--- Begin ---

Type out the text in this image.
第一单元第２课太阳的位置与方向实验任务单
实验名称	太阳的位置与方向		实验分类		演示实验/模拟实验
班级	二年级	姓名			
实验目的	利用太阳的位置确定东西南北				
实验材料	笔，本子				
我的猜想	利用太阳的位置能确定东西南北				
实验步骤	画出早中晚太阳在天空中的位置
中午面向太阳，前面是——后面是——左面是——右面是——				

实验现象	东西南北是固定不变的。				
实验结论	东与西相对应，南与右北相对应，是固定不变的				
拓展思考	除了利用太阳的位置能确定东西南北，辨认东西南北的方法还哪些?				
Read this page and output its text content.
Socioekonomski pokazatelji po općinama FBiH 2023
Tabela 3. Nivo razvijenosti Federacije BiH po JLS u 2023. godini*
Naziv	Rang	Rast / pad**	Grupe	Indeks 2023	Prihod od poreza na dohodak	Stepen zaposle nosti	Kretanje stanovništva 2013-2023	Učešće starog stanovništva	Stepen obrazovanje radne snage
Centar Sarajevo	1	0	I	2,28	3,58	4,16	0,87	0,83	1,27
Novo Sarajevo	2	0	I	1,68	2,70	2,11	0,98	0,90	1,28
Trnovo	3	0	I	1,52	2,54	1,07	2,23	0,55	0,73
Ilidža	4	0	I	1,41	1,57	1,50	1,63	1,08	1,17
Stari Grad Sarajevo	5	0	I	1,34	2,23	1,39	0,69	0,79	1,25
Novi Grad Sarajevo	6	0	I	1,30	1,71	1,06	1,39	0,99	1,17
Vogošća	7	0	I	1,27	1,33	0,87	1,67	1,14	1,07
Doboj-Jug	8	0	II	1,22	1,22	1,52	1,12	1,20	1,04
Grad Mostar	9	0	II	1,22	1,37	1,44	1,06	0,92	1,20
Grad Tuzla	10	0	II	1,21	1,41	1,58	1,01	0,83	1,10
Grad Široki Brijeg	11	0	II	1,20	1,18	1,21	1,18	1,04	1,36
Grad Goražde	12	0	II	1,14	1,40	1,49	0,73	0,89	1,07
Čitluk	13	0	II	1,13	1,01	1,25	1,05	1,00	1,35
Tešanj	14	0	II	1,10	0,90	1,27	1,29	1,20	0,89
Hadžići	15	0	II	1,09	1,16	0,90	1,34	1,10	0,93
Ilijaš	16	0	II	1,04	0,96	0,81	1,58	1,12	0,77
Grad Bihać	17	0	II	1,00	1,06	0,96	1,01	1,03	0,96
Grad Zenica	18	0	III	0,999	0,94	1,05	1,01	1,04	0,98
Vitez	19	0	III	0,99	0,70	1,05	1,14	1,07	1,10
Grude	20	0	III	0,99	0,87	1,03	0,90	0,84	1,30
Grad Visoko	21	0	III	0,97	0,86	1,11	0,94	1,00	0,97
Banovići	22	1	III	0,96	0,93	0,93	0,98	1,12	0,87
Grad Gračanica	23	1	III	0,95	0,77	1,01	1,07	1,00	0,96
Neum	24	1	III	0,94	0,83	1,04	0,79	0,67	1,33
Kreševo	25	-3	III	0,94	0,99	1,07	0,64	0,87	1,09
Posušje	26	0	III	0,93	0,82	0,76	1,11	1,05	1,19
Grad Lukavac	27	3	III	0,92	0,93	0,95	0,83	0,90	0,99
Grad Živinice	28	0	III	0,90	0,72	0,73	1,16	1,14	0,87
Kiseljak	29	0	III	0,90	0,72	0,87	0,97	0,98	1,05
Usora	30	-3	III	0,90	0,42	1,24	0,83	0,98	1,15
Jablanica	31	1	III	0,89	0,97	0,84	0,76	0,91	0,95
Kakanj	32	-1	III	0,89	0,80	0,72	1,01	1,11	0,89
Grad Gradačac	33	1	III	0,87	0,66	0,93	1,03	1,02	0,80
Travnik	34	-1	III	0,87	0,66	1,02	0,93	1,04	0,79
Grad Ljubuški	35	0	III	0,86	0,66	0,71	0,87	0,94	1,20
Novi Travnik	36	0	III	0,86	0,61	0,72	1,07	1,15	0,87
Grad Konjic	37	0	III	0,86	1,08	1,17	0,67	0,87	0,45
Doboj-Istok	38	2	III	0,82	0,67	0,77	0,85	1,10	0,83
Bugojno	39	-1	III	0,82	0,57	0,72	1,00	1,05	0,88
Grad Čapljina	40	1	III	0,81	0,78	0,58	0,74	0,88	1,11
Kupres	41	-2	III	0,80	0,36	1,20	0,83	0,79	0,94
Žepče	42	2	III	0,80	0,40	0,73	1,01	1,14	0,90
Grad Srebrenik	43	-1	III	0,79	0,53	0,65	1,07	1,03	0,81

--- End ---

Copy all lines of the material above where the string "Sarajevo" occurs.

=== Result ===
Centar Sarajevo	1	0	I	2,28	3,58	4,16	0,87	0,83	1,27
Novo Sarajevo	2	0	I	1,68	2,70	2,11	0,98	0,90	1,28
Stari Grad Sarajevo	5	0	I	1,34	2,23	1,39	0,69	0,79	1,25
Novi Grad Sarajevo	6	0	I	1,30	1,71	1,06	1,39	0,99	1,17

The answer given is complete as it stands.